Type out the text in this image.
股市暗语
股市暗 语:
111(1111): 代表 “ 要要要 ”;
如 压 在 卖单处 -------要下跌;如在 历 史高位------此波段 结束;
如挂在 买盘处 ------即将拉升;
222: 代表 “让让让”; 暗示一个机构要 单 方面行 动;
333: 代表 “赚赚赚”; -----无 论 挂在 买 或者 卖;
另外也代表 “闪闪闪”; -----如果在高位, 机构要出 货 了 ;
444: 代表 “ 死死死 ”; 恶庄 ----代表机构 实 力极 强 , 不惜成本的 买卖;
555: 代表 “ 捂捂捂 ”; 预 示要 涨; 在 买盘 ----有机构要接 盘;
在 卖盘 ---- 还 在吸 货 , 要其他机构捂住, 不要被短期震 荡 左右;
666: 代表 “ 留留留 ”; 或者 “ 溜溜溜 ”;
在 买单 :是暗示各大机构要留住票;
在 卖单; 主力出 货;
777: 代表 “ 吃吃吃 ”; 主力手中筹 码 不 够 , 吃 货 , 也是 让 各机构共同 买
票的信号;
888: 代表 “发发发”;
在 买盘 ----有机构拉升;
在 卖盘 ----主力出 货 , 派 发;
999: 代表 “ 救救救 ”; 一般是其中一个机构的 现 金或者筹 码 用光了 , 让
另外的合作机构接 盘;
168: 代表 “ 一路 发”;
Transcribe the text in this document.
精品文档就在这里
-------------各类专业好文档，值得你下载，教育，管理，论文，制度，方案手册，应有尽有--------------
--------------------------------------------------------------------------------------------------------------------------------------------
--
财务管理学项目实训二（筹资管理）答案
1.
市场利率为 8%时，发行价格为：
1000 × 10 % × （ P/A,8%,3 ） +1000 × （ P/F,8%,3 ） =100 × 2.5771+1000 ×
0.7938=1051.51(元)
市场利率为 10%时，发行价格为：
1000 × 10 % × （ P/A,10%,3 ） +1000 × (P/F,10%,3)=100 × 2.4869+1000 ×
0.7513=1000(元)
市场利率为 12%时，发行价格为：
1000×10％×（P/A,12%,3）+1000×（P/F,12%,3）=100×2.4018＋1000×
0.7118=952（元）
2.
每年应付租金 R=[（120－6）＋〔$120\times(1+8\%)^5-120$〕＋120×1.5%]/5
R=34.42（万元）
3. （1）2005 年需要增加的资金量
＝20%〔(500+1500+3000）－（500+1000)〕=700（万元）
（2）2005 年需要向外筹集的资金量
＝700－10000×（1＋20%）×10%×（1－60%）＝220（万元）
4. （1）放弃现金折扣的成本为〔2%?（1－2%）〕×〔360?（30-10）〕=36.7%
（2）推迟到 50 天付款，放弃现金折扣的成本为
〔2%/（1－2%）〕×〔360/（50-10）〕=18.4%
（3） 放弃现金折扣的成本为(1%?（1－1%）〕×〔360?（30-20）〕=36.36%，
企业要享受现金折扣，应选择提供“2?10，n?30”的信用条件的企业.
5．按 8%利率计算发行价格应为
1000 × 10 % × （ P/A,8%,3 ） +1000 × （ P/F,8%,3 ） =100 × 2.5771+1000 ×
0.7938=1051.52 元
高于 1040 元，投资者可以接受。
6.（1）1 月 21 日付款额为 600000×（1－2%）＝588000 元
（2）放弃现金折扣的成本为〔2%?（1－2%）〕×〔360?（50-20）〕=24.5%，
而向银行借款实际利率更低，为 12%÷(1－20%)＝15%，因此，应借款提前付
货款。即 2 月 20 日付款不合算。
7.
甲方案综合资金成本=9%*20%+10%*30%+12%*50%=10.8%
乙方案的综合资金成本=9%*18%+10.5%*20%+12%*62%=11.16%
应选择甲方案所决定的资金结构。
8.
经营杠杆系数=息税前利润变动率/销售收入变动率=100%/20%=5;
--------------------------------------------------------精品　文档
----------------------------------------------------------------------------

* Written task
Each entry must be reproduced verbatim.

* Exercise output
Type out the text in this image.
股市暗语
股市暗 语:
111(1111): 代表 “ 要要要 ”;
如 压 在 卖单处 -------要下跌;如在 历 史高位------此波段 结束;
如挂在 买盘处 ------即将拉升;
222: 代表 “让让让”; 暗示一个机构要 单 方面行 动;
333: 代表 “赚赚赚”; -----无 论 挂在 买 或者 卖;
另外也代表 “闪闪闪”; -----如果在高位, 机构要出 货 了 ;
444: 代表 “ 死死死 ”; 恶庄 ----代表机构 实 力极 强 , 不惜成本的 买卖;
555: 代表 “ 捂捂捂 ”; 预 示要 涨; 在 买盘 ----有机构要接 盘;
在 卖盘 ---- 还 在吸 货 , 要其他机构捂住, 不要被短期震 荡 左右;
666: 代表 “ 留留留 ”; 或者 “ 溜溜溜 ”;
在 买单 :是暗示各大机构要留住票;
在 卖单; 主力出 货;
777: 代表 “ 吃吃吃 ”; 主力手中筹 码 不 够 , 吃 货 , 也是 让 各机构共同 买
票的信号;
888: 代表 “发发发”;
在 买盘 ----有机构拉升;
在 卖盘 ----主力出 货 , 派 发;
999: 代表 “ 救救救 ”; 一般是其中一个机构的 现 金或者筹 码 用光了 , 让
另外的合作机构接 盘;
168: 代表 “ 一路 发”;
Transcribe the text in this document.
精品文档就在这里
-------------各类专业好文档，值得你下载，教育，管理，论文，制度，方案手册，应有尽有--------------
--------------------------------------------------------------------------------------------------------------------------------------------
--
财务管理学项目实训二（筹资管理）答案
1.
市场利率为 8%时，发行价格为：
1000 × 10 % × （ P/A,8%,3 ） +1000 × （ P/F,8%,3 ） =100 × 2.5771+1000 ×
0.7938=1051.51(元)
市场利率为 10%时，发行价格为：
1000 × 10 % × （ P/A,10%,3 ） +1000 × (P/F,10%,3)=100 × 2.4869+1000 ×
0.7513=1000(元)
市场利率为 12%时，发行价格为：
1000×10％×（P/A,12%,3）+1000×（P/F,12%,3）=100×2.4018＋1000×
0.7118=952（元）
2.
每年应付租金 R=[（120－6）＋〔$120\times(1+8\%)^5-120$〕＋120×1.5%]/5
R=34.42（万元）
3. （1）2005 年需要增加的资金量
＝20%〔(500+1500+3000）－（500+1000)〕=700（万元）
（2）2005 年需要向外筹集的资金量
＝700－10000×（1＋20%）×10%×（1－60%）＝220（万元）
4. （1）放弃现金折扣的成本为〔2%?（1－2%）〕×〔360?（30-10）〕=36.7%
（2）推迟到 50 天付款，放弃现金折扣的成本为
〔2%/（1－2%）〕×〔360/（50-10）〕=18.4%
（3） 放弃现金折扣的成本为(1%?（1－1%）〕×〔360?（30-20）〕=36.36%，
企业要享受现金折扣，应选择提供“2?10，n?30”的信用条件的企业.
5．按 8%利率计算发行价格应为
1000 × 10 % × （ P/A,8%,3 ） +1000 × （ P/F,8%,3 ） =100 × 2.5771+1000 ×
0.7938=1051.52 元
高于 1040 元，投资者可以接受。
6.（1）1 月 21 日付款额为 600000×（1－2%）＝588000 元
（2）放弃现金折扣的成本为〔2%?（1－2%）〕×〔360?（50-20）〕=24.5%，
而向银行借款实际利率更低，为 12%÷(1－20%)＝15%，因此，应借款提前付
货款。即 2 月 20 日付款不合算。
7.
甲方案综合资金成本=9%*20%+10%*30%+12%*50%=10.8%
乙方案的综合资金成本=9%*18%+10.5%*20%+12%*62%=11.16%
应选择甲方案所决定的资金结构。
8.
经营杠杆系数=息税前利润变动率/销售收入变动率=100%/20%=5;
--------------------------------------------------------精品　文档
----------------------------------------------------------------------------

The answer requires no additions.